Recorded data
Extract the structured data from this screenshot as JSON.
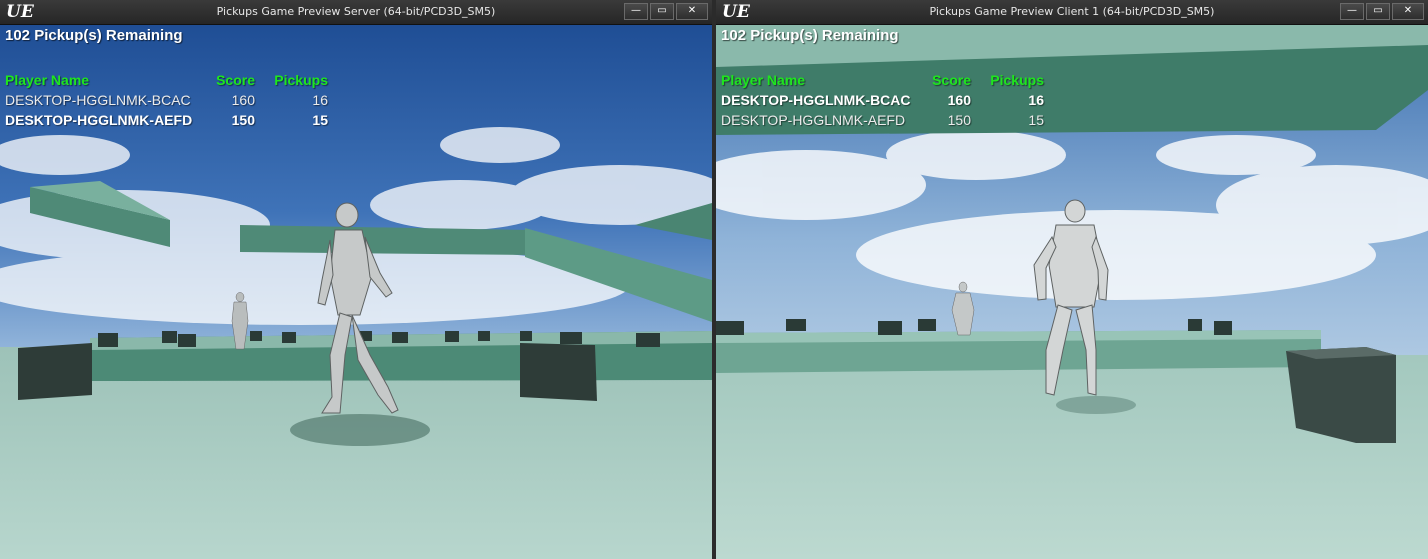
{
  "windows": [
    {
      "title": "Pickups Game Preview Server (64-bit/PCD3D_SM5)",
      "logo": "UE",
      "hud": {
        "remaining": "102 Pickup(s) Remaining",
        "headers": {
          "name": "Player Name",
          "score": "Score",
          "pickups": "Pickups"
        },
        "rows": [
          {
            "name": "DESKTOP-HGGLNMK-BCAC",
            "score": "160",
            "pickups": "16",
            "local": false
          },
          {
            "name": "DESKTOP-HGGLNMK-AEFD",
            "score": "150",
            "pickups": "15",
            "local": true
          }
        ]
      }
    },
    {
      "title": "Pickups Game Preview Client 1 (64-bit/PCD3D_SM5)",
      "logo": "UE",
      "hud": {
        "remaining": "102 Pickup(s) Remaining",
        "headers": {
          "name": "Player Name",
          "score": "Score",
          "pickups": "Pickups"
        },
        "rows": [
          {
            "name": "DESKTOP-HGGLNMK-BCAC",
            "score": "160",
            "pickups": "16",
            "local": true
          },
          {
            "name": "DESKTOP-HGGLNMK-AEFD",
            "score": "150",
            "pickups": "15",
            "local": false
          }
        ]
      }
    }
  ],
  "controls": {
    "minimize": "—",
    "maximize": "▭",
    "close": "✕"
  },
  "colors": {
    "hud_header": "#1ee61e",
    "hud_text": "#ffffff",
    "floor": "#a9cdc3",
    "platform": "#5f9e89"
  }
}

- Task prompt:
Read the entries and select each line where the word "title" is found.

- Expected answer:
      "title": "Pickups Game Preview Server (64-bit/PCD3D_SM5)",
      "title": "Pickups Game Preview Client 1 (64-bit/PCD3D_SM5)",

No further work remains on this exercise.